Output every entry exactly as given.
[Begin Source records]
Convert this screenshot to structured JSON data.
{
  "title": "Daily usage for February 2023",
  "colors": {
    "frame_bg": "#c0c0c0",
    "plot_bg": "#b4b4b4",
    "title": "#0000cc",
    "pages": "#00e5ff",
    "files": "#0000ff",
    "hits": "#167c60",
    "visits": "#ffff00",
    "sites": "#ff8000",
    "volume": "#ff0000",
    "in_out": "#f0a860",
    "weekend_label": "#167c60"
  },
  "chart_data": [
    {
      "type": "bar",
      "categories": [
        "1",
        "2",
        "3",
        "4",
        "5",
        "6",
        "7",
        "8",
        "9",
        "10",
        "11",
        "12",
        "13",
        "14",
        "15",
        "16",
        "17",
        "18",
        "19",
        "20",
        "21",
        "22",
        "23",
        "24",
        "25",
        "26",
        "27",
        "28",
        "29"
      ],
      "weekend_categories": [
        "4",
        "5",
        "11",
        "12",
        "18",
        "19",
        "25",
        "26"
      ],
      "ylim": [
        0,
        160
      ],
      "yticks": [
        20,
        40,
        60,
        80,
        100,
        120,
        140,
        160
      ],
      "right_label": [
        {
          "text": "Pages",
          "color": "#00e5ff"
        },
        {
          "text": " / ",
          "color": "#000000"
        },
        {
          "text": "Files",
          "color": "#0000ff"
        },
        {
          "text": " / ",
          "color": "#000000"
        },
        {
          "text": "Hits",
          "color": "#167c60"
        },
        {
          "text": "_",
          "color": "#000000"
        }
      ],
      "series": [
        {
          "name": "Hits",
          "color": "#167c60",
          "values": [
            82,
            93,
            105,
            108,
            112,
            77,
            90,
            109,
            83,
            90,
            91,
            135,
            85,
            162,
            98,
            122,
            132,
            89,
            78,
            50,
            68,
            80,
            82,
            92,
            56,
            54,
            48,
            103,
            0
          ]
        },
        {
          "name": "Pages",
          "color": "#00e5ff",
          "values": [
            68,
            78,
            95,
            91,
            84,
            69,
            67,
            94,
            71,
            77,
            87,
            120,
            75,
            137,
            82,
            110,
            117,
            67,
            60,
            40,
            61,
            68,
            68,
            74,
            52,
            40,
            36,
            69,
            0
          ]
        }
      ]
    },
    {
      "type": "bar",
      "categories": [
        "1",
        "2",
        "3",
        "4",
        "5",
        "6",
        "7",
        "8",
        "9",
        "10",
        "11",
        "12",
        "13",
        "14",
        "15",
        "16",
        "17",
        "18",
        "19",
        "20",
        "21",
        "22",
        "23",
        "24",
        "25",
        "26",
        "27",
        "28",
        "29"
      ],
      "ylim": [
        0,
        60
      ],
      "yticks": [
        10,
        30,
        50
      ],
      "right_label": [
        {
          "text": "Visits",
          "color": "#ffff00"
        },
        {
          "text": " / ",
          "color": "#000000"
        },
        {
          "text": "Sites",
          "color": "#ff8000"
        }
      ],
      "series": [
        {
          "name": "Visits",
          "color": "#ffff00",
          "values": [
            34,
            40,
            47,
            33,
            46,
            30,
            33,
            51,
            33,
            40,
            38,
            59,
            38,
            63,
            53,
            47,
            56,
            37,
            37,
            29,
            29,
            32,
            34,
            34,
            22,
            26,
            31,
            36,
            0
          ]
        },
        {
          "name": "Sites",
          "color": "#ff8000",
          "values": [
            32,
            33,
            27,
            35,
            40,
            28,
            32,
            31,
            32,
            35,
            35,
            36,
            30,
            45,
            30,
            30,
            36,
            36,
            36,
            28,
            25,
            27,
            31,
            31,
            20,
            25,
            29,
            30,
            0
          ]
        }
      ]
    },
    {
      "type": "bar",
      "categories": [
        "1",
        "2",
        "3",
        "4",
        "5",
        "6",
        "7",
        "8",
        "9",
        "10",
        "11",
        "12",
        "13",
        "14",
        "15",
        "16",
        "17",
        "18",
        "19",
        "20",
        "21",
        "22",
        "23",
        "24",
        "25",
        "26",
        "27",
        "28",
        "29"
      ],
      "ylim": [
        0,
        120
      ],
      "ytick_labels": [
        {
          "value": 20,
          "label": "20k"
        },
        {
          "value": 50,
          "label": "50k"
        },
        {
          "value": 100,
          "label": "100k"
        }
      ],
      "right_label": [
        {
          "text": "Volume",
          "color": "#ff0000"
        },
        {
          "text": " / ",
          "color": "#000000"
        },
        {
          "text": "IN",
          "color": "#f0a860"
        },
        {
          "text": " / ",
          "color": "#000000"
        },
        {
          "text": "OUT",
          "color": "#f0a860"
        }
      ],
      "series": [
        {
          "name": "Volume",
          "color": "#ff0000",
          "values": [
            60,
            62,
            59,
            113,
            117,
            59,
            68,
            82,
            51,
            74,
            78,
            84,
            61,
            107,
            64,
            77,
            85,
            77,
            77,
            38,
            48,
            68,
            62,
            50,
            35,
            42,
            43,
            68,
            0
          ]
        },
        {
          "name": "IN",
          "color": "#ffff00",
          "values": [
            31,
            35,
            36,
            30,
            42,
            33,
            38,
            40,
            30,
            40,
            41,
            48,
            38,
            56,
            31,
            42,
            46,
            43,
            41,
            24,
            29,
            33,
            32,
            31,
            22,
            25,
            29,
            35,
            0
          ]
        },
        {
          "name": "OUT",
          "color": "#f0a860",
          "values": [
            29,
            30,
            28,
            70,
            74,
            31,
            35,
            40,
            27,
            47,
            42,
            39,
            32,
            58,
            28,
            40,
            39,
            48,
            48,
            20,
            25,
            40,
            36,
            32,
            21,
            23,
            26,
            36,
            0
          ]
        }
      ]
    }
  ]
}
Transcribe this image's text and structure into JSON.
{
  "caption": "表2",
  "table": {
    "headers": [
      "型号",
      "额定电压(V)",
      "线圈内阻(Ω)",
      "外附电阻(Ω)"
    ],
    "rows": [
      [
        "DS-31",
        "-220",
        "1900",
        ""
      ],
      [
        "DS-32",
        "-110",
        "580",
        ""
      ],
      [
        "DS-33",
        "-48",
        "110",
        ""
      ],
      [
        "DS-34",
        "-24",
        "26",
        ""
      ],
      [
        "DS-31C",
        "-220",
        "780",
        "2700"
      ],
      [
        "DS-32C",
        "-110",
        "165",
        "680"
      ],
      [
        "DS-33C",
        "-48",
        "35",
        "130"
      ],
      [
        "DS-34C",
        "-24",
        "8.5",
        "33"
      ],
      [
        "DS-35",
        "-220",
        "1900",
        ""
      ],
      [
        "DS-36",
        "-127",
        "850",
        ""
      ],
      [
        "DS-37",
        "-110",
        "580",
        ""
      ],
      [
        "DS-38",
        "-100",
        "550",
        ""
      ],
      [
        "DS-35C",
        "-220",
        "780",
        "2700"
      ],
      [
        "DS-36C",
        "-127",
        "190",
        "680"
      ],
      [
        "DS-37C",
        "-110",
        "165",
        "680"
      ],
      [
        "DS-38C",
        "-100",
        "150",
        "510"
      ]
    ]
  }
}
[End Source records]
Full answer
Convert this screenshot to structured JSON data.
{
  "title": "Daily usage for February 2023",
  "colors": {
    "frame_bg": "#c0c0c0",
    "plot_bg": "#b4b4b4",
    "title": "#0000cc",
    "pages": "#00e5ff",
    "files": "#0000ff",
    "hits": "#167c60",
    "visits": "#ffff00",
    "sites": "#ff8000",
    "volume": "#ff0000",
    "in_out": "#f0a860",
    "weekend_label": "#167c60"
  },
  "chart_data": [
    {
      "type": "bar",
      "categories": [
        "1",
        "2",
        "3",
        "4",
        "5",
        "6",
        "7",
        "8",
        "9",
        "10",
        "11",
        "12",
        "13",
        "14",
        "15",
        "16",
        "17",
        "18",
        "19",
        "20",
        "21",
        "22",
        "23",
        "24",
        "25",
        "26",
        "27",
        "28",
        "29"
      ],
      "weekend_categories": [
        "4",
        "5",
        "11",
        "12",
        "18",
        "19",
        "25",
        "26"
      ],
      "ylim": [
        0,
        160
      ],
      "yticks": [
        20,
        40,
        60,
        80,
        100,
        120,
        140,
        160
      ],
      "right_label": [
        {
          "text": "Pages",
          "color": "#00e5ff"
        },
        {
          "text": " / ",
          "color": "#000000"
        },
        {
          "text": "Files",
          "color": "#0000ff"
        },
        {
          "text": " / ",
          "color": "#000000"
        },
        {
          "text": "Hits",
          "color": "#167c60"
        },
        {
          "text": "_",
          "color": "#000000"
        }
      ],
      "series": [
        {
          "name": "Hits",
          "color": "#167c60",
          "values": [
            82,
            93,
            105,
            108,
            112,
            77,
            90,
            109,
            83,
            90,
            91,
            135,
            85,
            162,
            98,
            122,
            132,
            89,
            78,
            50,
            68,
            80,
            82,
            92,
            56,
            54,
            48,
            103,
            0
          ]
        },
        {
          "name": "Pages",
          "color": "#00e5ff",
          "values": [
            68,
            78,
            95,
            91,
            84,
            69,
            67,
            94,
            71,
            77,
            87,
            120,
            75,
            137,
            82,
            110,
            117,
            67,
            60,
            40,
            61,
            68,
            68,
            74,
            52,
            40,
            36,
            69,
            0
          ]
        }
      ]
    },
    {
      "type": "bar",
      "categories": [
        "1",
        "2",
        "3",
        "4",
        "5",
        "6",
        "7",
        "8",
        "9",
        "10",
        "11",
        "12",
        "13",
        "14",
        "15",
        "16",
        "17",
        "18",
        "19",
        "20",
        "21",
        "22",
        "23",
        "24",
        "25",
        "26",
        "27",
        "28",
        "29"
      ],
      "ylim": [
        0,
        60
      ],
      "yticks": [
        10,
        30,
        50
      ],
      "right_label": [
        {
          "text": "Visits",
          "color": "#ffff00"
        },
        {
          "text": " / ",
          "color": "#000000"
        },
        {
          "text": "Sites",
          "color": "#ff8000"
        }
      ],
      "series": [
        {
          "name": "Visits",
          "color": "#ffff00",
          "values": [
            34,
            40,
            47,
            33,
            46,
            30,
            33,
            51,
            33,
            40,
            38,
            59,
            38,
            63,
            53,
            47,
            56,
            37,
            37,
            29,
            29,
            32,
            34,
            34,
            22,
            26,
            31,
            36,
            0
          ]
        },
        {
          "name": "Sites",
          "color": "#ff8000",
          "values": [
            32,
            33,
            27,
            35,
            40,
            28,
            32,
            31,
            32,
            35,
            35,
            36,
            30,
            45,
            30,
            30,
            36,
            36,
            36,
            28,
            25,
            27,
            31,
            31,
            20,
            25,
            29,
            30,
            0
          ]
        }
      ]
    },
    {
      "type": "bar",
      "categories": [
        "1",
        "2",
        "3",
        "4",
        "5",
        "6",
        "7",
        "8",
        "9",
        "10",
        "11",
        "12",
        "13",
        "14",
        "15",
        "16",
        "17",
        "18",
        "19",
        "20",
        "21",
        "22",
        "23",
        "24",
        "25",
        "26",
        "27",
        "28",
        "29"
      ],
      "ylim": [
        0,
        120
      ],
      "ytick_labels": [
        {
          "value": 20,
          "label": "20k"
        },
        {
          "value": 50,
          "label": "50k"
        },
        {
          "value": 100,
          "label": "100k"
        }
      ],
      "right_label": [
        {
          "text": "Volume",
          "color": "#ff0000"
        },
        {
          "text": " / ",
          "color": "#000000"
        },
        {
          "text": "IN",
          "color": "#f0a860"
        },
        {
          "text": " / ",
          "color": "#000000"
        },
        {
          "text": "OUT",
          "color": "#f0a860"
        }
      ],
      "series": [
        {
          "name": "Volume",
          "color": "#ff0000",
          "values": [
            60,
            62,
            59,
            113,
            117,
            59,
            68,
            82,
            51,
            74,
            78,
            84,
            61,
            107,
            64,
            77,
            85,
            77,
            77,
            38,
            48,
            68,
            62,
            50,
            35,
            42,
            43,
            68,
            0
          ]
        },
        {
          "name": "IN",
          "color": "#ffff00",
          "values": [
            31,
            35,
            36,
            30,
            42,
            33,
            38,
            40,
            30,
            40,
            41,
            48,
            38,
            56,
            31,
            42,
            46,
            43,
            41,
            24,
            29,
            33,
            32,
            31,
            22,
            25,
            29,
            35,
            0
          ]
        },
        {
          "name": "OUT",
          "color": "#f0a860",
          "values": [
            29,
            30,
            28,
            70,
            74,
            31,
            35,
            40,
            27,
            47,
            42,
            39,
            32,
            58,
            28,
            40,
            39,
            48,
            48,
            20,
            25,
            40,
            36,
            32,
            21,
            23,
            26,
            36,
            0
          ]
        }
      ]
    }
  ]
}
Transcribe this image's text and structure into JSON.
{
  "caption": "表2",
  "table": {
    "headers": [
      "型号",
      "额定电压(V)",
      "线圈内阻(Ω)",
      "外附电阻(Ω)"
    ],
    "rows": [
      [
        "DS-31",
        "-220",
        "1900",
        ""
      ],
      [
        "DS-32",
        "-110",
        "580",
        ""
      ],
      [
        "DS-33",
        "-48",
        "110",
        ""
      ],
      [
        "DS-34",
        "-24",
        "26",
        ""
      ],
      [
        "DS-31C",
        "-220",
        "780",
        "2700"
      ],
      [
        "DS-32C",
        "-110",
        "165",
        "680"
      ],
      [
        "DS-33C",
        "-48",
        "35",
        "130"
      ],
      [
        "DS-34C",
        "-24",
        "8.5",
        "33"
      ],
      [
        "DS-35",
        "-220",
        "1900",
        ""
      ],
      [
        "DS-36",
        "-127",
        "850",
        ""
      ],
      [
        "DS-37",
        "-110",
        "580",
        ""
      ],
      [
        "DS-38",
        "-100",
        "550",
        ""
      ],
      [
        "DS-35C",
        "-220",
        "780",
        "2700"
      ],
      [
        "DS-36C",
        "-127",
        "190",
        "680"
      ],
      [
        "DS-37C",
        "-110",
        "165",
        "680"
      ],
      [
        "DS-38C",
        "-100",
        "150",
        "510"
      ]
    ]
  }
}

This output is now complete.